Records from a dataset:
>>>>>
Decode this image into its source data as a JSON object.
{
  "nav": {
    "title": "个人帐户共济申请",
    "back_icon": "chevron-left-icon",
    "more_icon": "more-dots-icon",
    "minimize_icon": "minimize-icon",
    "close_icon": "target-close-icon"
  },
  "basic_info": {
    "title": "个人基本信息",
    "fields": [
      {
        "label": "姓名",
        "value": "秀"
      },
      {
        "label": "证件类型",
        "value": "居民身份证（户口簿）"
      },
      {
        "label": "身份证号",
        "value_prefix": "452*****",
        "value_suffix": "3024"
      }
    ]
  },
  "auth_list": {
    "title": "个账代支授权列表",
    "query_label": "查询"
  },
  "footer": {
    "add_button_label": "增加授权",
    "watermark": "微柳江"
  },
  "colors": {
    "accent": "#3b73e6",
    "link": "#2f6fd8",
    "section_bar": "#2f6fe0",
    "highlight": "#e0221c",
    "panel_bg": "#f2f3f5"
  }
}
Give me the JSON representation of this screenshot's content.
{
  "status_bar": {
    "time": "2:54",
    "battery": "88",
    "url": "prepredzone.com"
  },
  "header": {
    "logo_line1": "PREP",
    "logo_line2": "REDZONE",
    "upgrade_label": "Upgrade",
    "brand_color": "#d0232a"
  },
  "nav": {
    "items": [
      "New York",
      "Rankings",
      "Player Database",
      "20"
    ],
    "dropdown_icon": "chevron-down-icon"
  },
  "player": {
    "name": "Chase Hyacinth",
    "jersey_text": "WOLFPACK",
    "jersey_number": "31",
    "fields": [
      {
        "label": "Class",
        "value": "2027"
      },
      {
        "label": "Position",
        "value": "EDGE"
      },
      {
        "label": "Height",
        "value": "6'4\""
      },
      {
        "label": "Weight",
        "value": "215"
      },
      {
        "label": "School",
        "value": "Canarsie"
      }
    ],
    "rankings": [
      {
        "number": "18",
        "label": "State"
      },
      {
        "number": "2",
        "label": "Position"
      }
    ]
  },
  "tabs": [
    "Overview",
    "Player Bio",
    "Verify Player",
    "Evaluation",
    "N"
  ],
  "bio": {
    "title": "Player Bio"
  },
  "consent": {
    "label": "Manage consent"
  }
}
<<<<<
### WHAT THE TASK ASKS
Select every line of the material above holding the word "this" and copy it.

### TASK RESPONSE
Decode this image into its source data as a JSON object.
Give me the JSON representation of this screenshot's content.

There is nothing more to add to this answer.